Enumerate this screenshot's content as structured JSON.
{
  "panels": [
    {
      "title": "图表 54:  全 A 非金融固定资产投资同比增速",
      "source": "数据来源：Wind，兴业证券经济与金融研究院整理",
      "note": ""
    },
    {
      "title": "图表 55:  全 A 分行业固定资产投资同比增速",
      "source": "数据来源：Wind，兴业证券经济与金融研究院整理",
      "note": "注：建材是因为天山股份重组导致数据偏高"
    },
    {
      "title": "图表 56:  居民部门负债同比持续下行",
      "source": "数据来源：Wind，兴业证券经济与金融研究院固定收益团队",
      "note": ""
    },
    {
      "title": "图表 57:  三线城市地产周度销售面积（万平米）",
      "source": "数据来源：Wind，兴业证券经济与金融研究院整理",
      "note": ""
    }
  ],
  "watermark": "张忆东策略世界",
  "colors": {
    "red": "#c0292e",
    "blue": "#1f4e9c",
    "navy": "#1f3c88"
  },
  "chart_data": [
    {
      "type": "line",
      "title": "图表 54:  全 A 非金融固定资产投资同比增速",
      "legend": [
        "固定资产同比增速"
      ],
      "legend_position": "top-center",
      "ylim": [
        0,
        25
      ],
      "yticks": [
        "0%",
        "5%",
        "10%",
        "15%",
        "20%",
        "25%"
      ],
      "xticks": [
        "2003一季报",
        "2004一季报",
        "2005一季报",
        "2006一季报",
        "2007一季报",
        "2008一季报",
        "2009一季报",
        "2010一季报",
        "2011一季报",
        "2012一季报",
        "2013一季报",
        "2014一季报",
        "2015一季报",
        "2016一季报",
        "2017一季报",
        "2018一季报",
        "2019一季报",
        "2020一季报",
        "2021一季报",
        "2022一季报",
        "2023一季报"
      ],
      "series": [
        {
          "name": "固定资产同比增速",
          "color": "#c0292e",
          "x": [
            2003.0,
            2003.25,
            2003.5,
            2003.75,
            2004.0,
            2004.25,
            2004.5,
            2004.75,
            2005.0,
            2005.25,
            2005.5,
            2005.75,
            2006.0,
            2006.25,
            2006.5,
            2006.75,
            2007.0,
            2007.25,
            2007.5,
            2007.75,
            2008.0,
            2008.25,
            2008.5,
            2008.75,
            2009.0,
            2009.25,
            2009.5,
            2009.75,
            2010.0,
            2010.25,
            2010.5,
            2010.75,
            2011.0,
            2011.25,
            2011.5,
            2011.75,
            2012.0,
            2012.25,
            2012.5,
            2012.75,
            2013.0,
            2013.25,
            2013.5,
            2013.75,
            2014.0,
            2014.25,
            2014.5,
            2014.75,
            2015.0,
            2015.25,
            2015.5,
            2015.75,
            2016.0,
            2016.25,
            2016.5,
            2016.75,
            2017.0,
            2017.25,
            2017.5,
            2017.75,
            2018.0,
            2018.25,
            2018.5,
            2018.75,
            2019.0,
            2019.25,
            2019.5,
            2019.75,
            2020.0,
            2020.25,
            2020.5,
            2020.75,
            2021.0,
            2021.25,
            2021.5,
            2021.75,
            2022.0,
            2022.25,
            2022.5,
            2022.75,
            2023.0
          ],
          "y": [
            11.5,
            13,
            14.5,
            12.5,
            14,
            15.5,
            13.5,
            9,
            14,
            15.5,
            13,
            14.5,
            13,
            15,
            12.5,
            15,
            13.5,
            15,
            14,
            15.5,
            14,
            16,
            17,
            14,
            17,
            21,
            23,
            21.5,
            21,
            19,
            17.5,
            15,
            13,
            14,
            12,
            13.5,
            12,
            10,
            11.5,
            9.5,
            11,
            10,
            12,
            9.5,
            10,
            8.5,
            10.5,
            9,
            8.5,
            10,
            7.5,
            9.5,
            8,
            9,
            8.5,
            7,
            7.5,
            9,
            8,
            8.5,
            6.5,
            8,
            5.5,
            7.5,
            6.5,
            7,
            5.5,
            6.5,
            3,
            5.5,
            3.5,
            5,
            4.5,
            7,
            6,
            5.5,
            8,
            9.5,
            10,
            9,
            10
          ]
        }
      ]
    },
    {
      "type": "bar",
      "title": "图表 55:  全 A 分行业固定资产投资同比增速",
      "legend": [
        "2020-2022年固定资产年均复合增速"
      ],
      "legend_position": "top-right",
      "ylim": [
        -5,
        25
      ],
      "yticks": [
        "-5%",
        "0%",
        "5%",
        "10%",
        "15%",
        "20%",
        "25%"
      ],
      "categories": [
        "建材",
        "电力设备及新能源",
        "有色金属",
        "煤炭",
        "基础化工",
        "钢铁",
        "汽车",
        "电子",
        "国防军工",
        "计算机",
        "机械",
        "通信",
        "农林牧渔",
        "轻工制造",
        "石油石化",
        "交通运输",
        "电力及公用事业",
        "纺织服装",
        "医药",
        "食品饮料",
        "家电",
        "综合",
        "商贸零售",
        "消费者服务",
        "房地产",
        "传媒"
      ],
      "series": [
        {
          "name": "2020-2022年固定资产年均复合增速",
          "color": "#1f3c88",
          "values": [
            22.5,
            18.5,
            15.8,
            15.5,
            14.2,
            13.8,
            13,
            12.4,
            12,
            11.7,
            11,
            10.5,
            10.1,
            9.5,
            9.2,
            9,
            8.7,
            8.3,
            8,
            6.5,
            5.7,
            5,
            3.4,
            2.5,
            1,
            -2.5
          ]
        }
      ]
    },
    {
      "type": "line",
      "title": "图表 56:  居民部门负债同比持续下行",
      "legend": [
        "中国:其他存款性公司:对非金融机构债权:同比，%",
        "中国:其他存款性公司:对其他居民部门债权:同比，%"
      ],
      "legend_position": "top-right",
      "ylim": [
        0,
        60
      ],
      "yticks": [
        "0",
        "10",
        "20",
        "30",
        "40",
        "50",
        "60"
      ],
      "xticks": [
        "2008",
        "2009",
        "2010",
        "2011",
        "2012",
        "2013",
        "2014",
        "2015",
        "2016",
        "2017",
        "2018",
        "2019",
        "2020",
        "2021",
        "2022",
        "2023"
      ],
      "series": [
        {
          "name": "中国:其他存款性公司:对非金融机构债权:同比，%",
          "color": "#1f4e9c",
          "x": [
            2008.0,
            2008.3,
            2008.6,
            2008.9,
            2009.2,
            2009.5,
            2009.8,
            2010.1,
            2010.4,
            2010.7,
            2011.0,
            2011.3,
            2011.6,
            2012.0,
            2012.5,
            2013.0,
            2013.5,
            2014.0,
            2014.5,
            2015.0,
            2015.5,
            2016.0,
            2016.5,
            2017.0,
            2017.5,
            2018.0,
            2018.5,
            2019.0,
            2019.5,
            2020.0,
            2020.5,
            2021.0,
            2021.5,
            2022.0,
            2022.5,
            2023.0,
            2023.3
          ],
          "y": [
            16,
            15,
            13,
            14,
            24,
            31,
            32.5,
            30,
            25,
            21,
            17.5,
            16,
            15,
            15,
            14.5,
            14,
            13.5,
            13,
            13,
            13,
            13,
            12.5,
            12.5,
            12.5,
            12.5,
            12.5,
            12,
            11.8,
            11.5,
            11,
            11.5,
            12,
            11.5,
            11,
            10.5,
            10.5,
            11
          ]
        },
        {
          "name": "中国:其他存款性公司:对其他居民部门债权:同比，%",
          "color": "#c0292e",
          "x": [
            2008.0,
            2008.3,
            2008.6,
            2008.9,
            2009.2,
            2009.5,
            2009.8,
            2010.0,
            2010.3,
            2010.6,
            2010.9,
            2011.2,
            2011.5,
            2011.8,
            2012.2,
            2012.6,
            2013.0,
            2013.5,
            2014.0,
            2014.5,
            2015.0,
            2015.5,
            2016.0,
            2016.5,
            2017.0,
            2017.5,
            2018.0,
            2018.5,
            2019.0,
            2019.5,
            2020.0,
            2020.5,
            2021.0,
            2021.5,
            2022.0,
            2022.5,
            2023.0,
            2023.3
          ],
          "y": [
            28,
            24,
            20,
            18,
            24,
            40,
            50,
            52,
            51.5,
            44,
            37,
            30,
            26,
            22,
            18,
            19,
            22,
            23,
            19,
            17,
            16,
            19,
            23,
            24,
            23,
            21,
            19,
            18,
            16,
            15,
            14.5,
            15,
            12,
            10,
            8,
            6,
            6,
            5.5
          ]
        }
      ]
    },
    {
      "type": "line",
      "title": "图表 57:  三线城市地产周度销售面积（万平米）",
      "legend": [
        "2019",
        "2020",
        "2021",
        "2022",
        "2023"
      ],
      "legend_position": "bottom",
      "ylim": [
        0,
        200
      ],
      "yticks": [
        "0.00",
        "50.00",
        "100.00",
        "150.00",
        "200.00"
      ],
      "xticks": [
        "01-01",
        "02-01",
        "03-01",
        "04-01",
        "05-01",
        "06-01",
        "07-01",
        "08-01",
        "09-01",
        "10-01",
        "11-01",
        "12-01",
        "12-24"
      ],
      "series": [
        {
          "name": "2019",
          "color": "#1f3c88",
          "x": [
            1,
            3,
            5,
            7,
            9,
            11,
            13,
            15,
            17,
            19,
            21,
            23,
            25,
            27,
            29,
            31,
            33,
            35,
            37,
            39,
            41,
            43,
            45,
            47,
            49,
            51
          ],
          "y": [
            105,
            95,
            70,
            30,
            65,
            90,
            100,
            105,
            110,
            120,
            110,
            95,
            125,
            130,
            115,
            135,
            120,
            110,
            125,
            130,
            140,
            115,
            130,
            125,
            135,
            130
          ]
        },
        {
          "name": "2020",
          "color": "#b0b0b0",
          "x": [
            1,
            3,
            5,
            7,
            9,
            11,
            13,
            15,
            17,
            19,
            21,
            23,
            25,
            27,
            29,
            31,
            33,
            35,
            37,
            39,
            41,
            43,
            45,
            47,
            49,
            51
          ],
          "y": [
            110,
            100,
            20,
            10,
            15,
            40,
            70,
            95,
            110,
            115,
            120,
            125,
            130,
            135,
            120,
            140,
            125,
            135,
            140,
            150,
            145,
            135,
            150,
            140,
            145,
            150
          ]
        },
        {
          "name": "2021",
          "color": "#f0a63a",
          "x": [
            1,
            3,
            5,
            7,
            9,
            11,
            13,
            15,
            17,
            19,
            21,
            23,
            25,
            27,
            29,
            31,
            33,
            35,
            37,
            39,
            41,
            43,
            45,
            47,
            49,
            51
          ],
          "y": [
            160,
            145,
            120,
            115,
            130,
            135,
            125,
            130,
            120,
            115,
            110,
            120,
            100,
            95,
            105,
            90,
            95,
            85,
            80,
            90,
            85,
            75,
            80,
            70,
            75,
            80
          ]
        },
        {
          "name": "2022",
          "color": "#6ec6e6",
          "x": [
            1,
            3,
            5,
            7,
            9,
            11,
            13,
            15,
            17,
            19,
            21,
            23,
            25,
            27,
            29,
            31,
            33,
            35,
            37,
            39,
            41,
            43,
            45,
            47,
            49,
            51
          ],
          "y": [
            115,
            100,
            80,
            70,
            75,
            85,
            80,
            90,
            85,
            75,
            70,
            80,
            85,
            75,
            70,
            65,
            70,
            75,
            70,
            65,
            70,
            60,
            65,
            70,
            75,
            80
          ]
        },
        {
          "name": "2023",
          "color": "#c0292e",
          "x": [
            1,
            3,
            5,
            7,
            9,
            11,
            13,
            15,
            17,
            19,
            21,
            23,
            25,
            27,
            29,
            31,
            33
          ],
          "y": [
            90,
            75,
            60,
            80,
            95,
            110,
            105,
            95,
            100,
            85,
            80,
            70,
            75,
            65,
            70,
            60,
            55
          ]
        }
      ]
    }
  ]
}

──────

Identify the lines in the entries that hold "其他存款性公司" and return each one.

● Exercise result
        "中国:其他存款性公司:对非金融机构债权:同比，%",
        "中国:其他存款性公司:对其他居民部门债权:同比，%"
          "name": "中国:其他存款性公司:对非金融机构债权:同比，%",
          "name": "中国:其他存款性公司:对其他居民部门债权:同比，%",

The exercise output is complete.